Prompt: Only lines that contain the word "studied" belong in the answer; copy them from the records below.

Data:
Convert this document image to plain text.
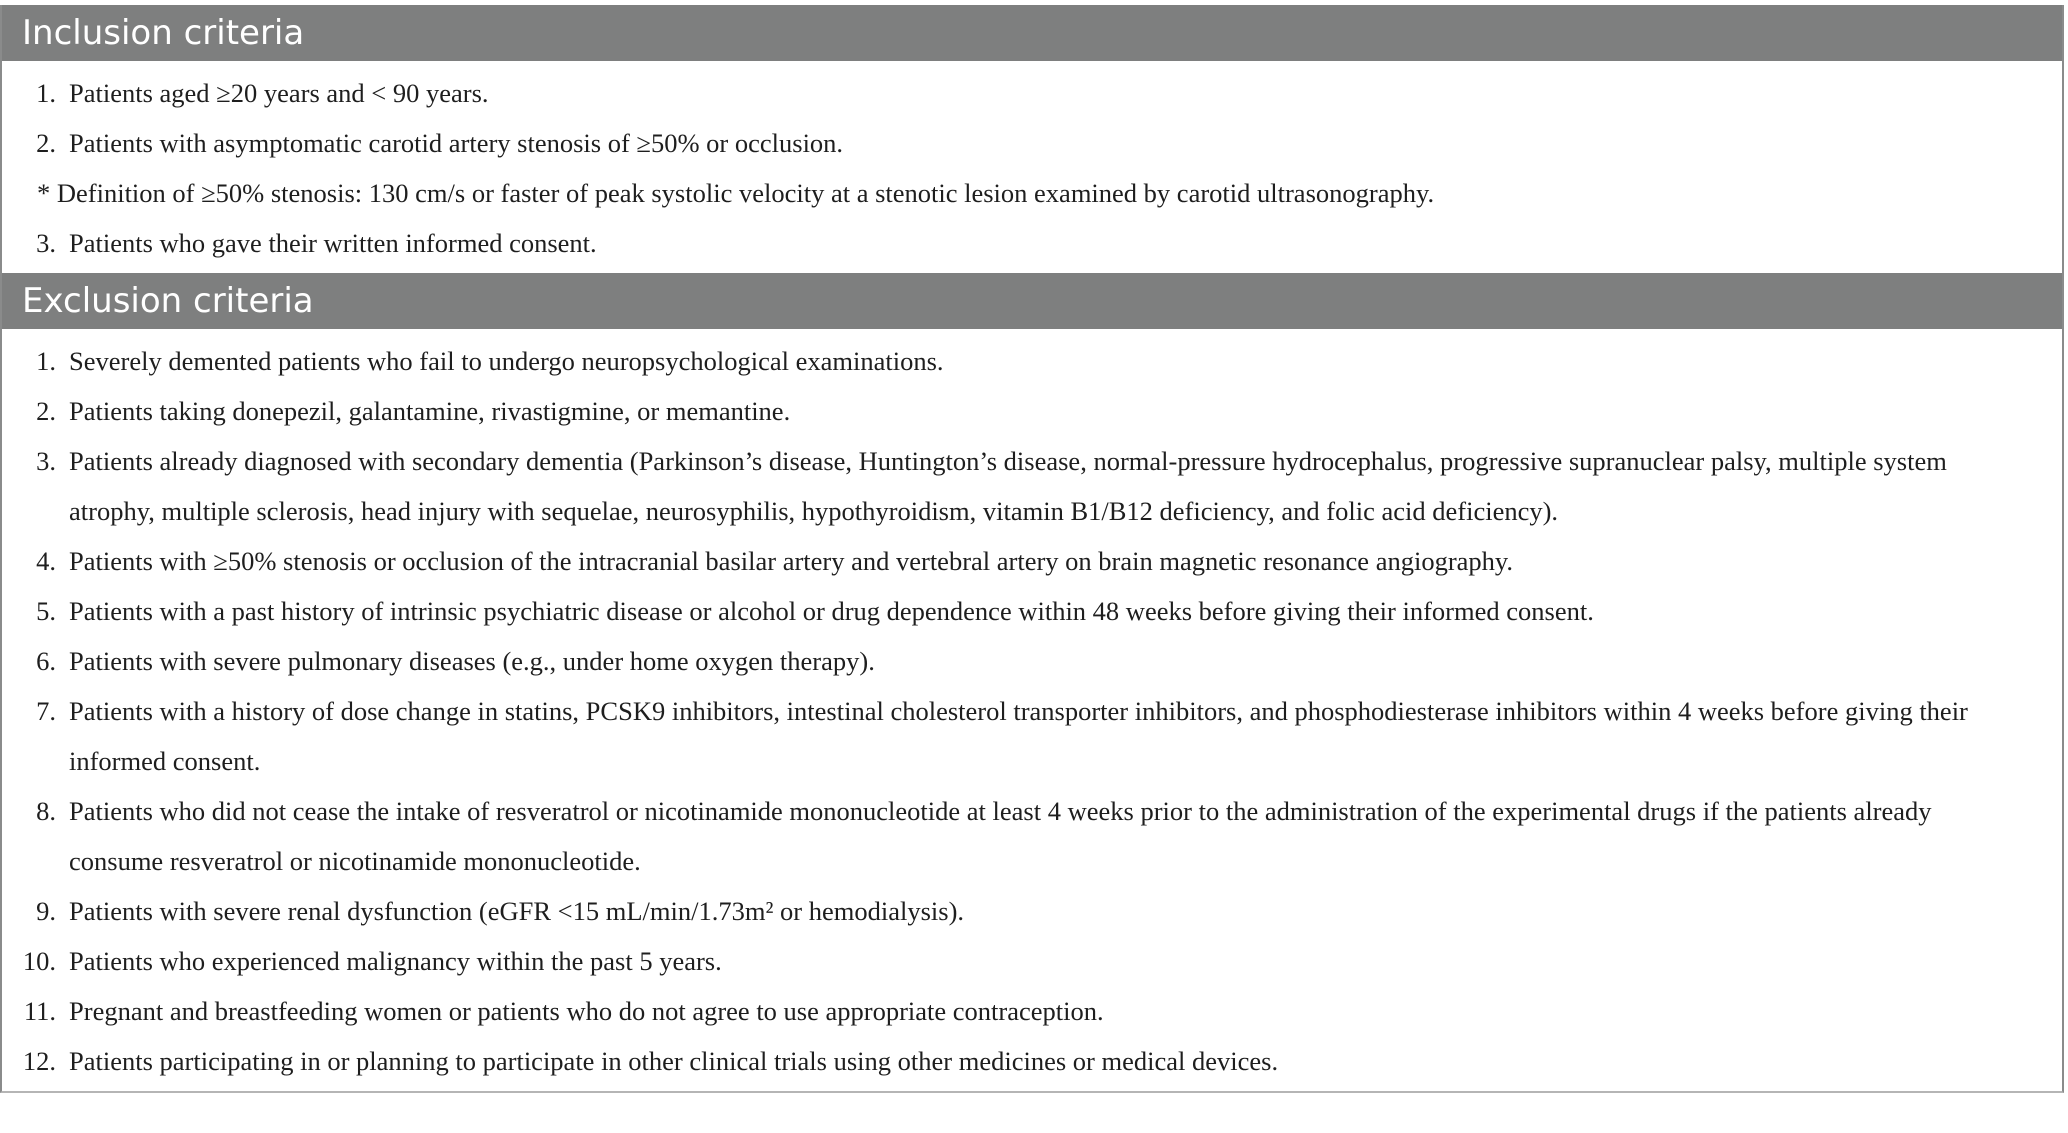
Inclusion criteria
1. Patients aged ≥20 years and < 90 years.
2. Patients with asymptomatic carotid artery stenosis of ≥50% or occlusion.
* Definition of ≥50% stenosis: 130 cm/s or faster of peak systolic velocity at a stenotic lesion examined by carotid ultrasonography.
3. Patients who gave their written informed consent.
Exclusion criteria
1. Severely demented patients who fail to undergo neuropsychological examinations.
2. Patients taking donepezil, galantamine, rivastigmine, or memantine.
3. Patients already diagnosed with secondary dementia (Parkinson’s disease, Huntington’s disease, normal-pressure hydrocephalus, progressive supranuclear palsy, multiple system atrophy, multiple sclerosis, head injury with sequelae, neurosyphilis, hypothyroidism, vitamin B1/B12 deficiency, and folic acid deficiency).
4. Patients with ≥50% stenosis or occlusion of the intracranial basilar artery and vertebral artery on brain magnetic resonance angiography.
5. Patients with a past history of intrinsic psychiatric disease or alcohol or drug dependence within 48 weeks before giving their informed consent.
6. Patients with severe pulmonary diseases (e.g., under home oxygen therapy).
7. Patients with a history of dose change in statins, PCSK9 inhibitors, intestinal cholesterol transporter inhibitors, and phosphodiesterase inhibitors within 4 weeks before giving their informed consent.
8. Patients who did not cease the intake of resveratrol or nicotinamide mononucleotide at least 4 weeks prior to the administration of the experimental drugs if the patients already consume resveratrol or nicotinamide mononucleotide.
9. Patients with severe renal dysfunction (eGFR <15 mL/min/1.73m² or hemodialysis).
10. Patients who experienced malignancy within the past 5 years.
11. Pregnant and breastfeeding women or patients who do not agree to use appropriate contraception.
12. Patients participating in or planning to participate in other clinical trials using other medicines or medical devices.
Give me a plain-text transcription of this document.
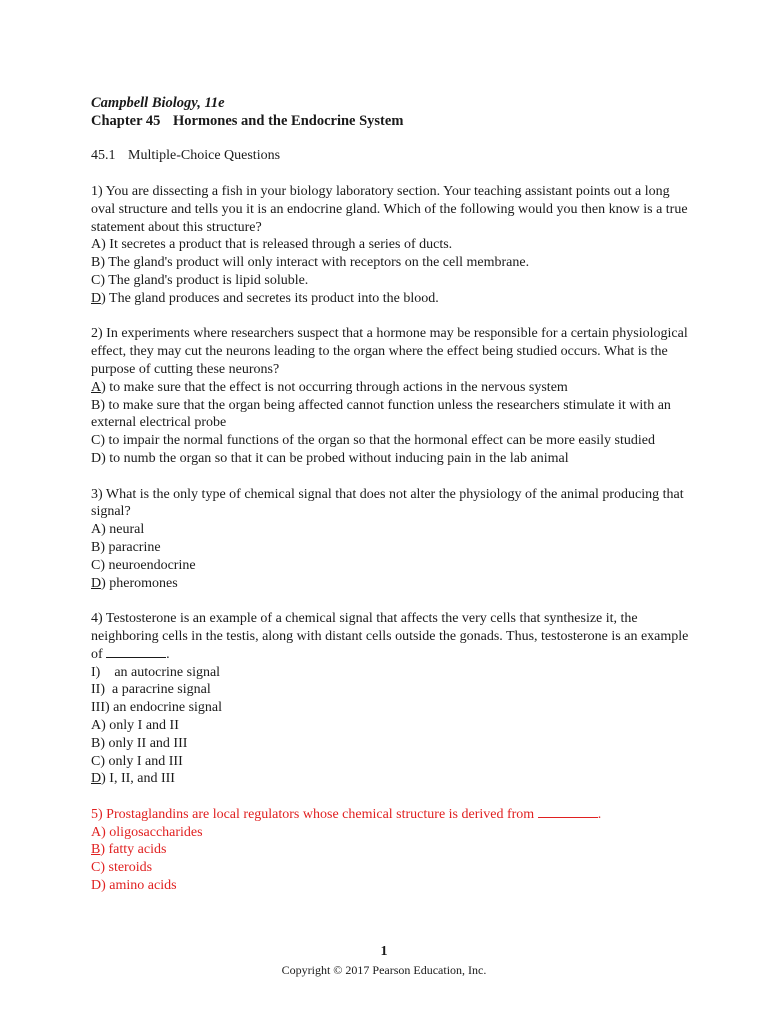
Campbell Biology, 11e
Chapter 45 Hormones and the Endocrine System
45.1 Multiple-Choice Questions

1) You are dissecting a fish in your biology laboratory section. Your teaching assistant points out a long oval structure and tells you it is an endocrine gland. Which of the following would you then know is a true statement about this structure?

A) It secretes a product that is released through a series of ducts.
B) The gland's product will only interact with receptors on the cell membrane.
C) The gland's product is lipid soluble.
D) The gland produces and secretes its product into the blood.

2) In experiments where researchers suspect that a hormone may be responsible for a certain physiological effect, they may cut the neurons leading to the organ where the effect being studied occurs. What is the purpose of cutting these neurons?

A) to make sure that the effect is not occurring through actions in the nervous system
B) to make sure that the organ being affected cannot function unless the researchers stimulate it with an external electrical probe
C) to impair the normal functions of the organ so that the hormonal effect can be more easily studied
D) to numb the organ so that it can be probed without inducing pain in the lab animal

3) What is the only type of chemical signal that does not alter the physiology of the animal producing that signal?

A) neural
B) paracrine
C) neuroendocrine
D) pheromones

4) Testosterone is an example of a chemical signal that affects the very cells that synthesize it, the neighboring cells in the testis, along with distant cells outside the gonads. Thus, testosterone is an example of	.

I) an autocrine signal
II) a paracrine signal
III) an endocrine signal
A) only I and II
B) only II and III
C) only I and III
D) I, II, and III

5) Prostaglandins are local regulators whose chemical structure is derived from	.

A) oligosaccharides
B) fatty acids
C) steroids
D) amino acids
1
Copyright © 2017 Pearson Education, Inc.
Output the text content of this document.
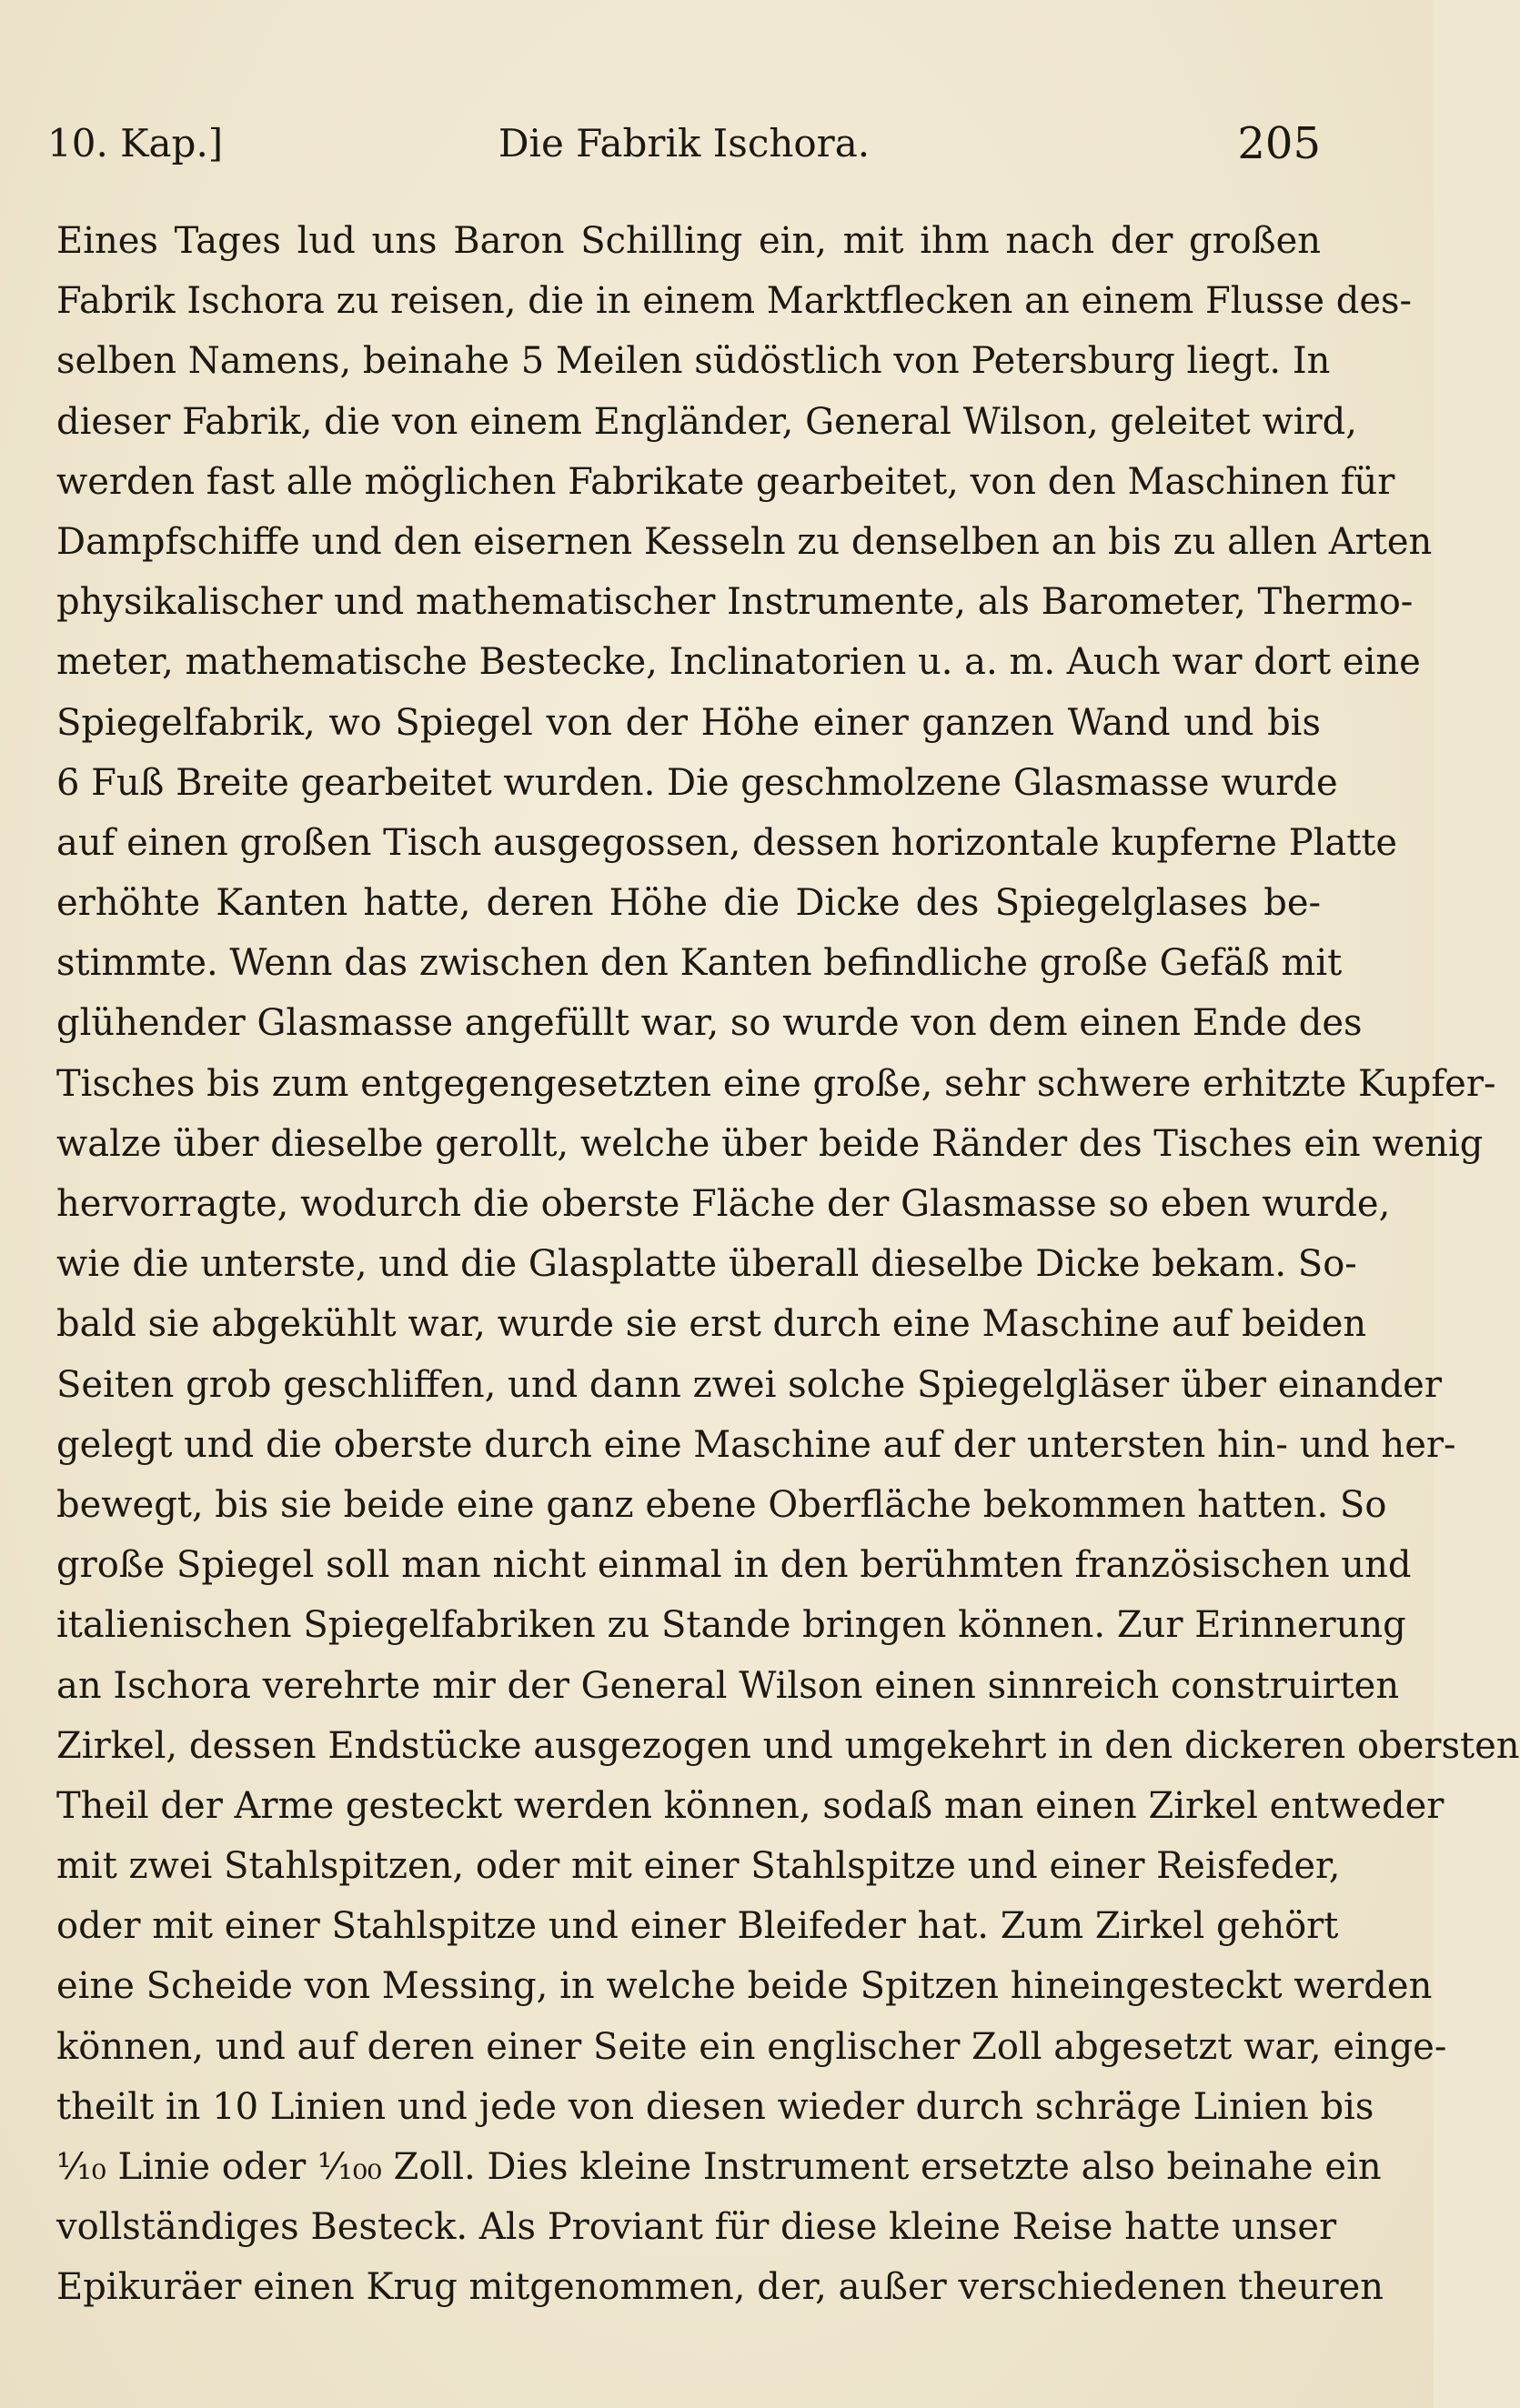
10. Kap.]	Die Fabrik Ischora.	205
Eines Tages lud uns Baron Schilling ein, mit ihm nach der großen
Fabrik Ischora zu reisen, die in einem Marktflecken an einem Flusse des-
selben Namens, beinahe 5 Meilen südöstlich von Petersburg liegt. In
dieser Fabrik, die von einem Engländer, General Wilson, geleitet wird,
werden fast alle möglichen Fabrikate gearbeitet, von den Maschinen für
Dampfschiffe und den eisernen Kesseln zu denselben an bis zu allen Arten
physikalischer und mathematischer Instrumente, als Barometer, Thermo-
meter, mathematische Bestecke, Inclinatorien u. a. m. Auch war dort eine
Spiegelfabrik, wo Spiegel von der Höhe einer ganzen Wand und bis
6 Fuß Breite gearbeitet wurden. Die geschmolzene Glasmasse wurde
auf einen großen Tisch ausgegossen, dessen horizontale kupferne Platte
erhöhte Kanten hatte, deren Höhe die Dicke des Spiegelglases be-
stimmte. Wenn das zwischen den Kanten befindliche große Gefäß mit
glühender Glasmasse angefüllt war, so wurde von dem einen Ende des
Tisches bis zum entgegengesetzten eine große, sehr schwere erhitzte Kupfer-
walze über dieselbe gerollt, welche über beide Ränder des Tisches ein wenig
hervorragte, wodurch die oberste Fläche der Glasmasse so eben wurde,
wie die unterste, und die Glasplatte überall dieselbe Dicke bekam. So-
bald sie abgekühlt war, wurde sie erst durch eine Maschine auf beiden
Seiten grob geschliffen, und dann zwei solche Spiegelgläser über einander
gelegt und die oberste durch eine Maschine auf der untersten hin- und her-
bewegt, bis sie beide eine ganz ebene Oberfläche bekommen hatten. So
große Spiegel soll man nicht einmal in den berühmten französischen und
italienischen Spiegelfabriken zu Stande bringen können. Zur Erinnerung
an Ischora verehrte mir der General Wilson einen sinnreich construirten
Zirkel, dessen Endstücke ausgezogen und umgekehrt in den dickeren obersten
Theil der Arme gesteckt werden können, sodaß man einen Zirkel entweder
mit zwei Stahlspitzen, oder mit einer Stahlspitze und einer Reisfeder,
oder mit einer Stahlspitze und einer Bleifeder hat. Zum Zirkel gehört
eine Scheide von Messing, in welche beide Spitzen hineingesteckt werden
können, und auf deren einer Seite ein englischer Zoll abgesetzt war, einge-
theilt in 10 Linien und jede von diesen wieder durch schräge Linien bis
¹⁄₁₀ Linie oder ¹⁄₁₀₀ Zoll. Dies kleine Instrument ersetzte also beinahe ein
vollständiges Besteck. Als Proviant für diese kleine Reise hatte unser
Epikuräer einen Krug mitgenommen, der, außer verschiedenen theuren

Reply to the exercise:
2) In experiments where researchers suspect that a hormone may be responsible for a certain physiological effect, they may cut the neurons leading to the organ where the effect being studied occurs. What is the purpose of cutting these neurons?
C) to impair the normal functions of the organ so that the hormonal effect can be more easily studied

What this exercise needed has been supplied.